[BEGIN MATERIAL FOR THE TASK]
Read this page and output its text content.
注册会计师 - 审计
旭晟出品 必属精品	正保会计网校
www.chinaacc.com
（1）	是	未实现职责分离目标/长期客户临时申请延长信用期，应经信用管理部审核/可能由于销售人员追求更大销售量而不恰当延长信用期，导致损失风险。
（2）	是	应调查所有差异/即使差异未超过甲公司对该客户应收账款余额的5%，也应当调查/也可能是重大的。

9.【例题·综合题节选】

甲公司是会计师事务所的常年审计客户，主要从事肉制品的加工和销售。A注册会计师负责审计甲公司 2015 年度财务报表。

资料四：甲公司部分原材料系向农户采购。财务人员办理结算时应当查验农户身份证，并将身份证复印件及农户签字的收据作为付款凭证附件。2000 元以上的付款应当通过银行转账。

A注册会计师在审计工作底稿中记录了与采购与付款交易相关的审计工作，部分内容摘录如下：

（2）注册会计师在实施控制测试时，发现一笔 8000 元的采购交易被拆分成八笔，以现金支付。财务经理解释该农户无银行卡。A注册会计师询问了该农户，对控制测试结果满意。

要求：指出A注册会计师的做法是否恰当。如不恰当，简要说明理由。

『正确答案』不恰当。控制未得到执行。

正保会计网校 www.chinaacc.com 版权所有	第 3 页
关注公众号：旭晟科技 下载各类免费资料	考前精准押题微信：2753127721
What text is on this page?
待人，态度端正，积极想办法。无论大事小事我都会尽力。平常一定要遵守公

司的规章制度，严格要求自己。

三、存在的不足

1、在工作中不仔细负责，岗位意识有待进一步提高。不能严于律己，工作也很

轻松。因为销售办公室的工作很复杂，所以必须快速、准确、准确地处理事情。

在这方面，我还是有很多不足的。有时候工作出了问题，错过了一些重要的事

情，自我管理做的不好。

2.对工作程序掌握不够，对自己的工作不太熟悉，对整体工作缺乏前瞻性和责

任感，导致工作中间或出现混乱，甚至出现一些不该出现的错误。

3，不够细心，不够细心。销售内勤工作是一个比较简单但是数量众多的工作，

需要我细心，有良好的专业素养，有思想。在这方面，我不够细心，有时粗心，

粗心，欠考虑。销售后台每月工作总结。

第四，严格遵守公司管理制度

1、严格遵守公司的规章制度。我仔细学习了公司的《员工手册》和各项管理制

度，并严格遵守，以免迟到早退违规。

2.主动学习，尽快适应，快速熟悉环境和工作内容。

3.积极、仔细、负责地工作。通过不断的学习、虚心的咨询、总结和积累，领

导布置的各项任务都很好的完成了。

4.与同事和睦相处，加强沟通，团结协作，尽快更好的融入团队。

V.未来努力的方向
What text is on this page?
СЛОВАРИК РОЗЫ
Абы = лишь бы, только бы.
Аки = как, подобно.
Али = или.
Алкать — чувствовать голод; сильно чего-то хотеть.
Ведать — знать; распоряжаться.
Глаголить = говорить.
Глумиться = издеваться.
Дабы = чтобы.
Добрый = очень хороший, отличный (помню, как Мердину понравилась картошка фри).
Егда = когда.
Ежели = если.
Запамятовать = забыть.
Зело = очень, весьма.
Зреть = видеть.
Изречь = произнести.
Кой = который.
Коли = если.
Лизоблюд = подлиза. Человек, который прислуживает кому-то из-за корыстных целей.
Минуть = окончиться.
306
[END MATERIAL FOR THE TASK]
= WORK REQUIRED =
Pull out every line of the records above that contains the word "очень".

= ANSWER TO THE TASK =
Добрый = очень хороший, отличный (помню, как Мердину понравилась картошка фри).
Зело = очень, весьма.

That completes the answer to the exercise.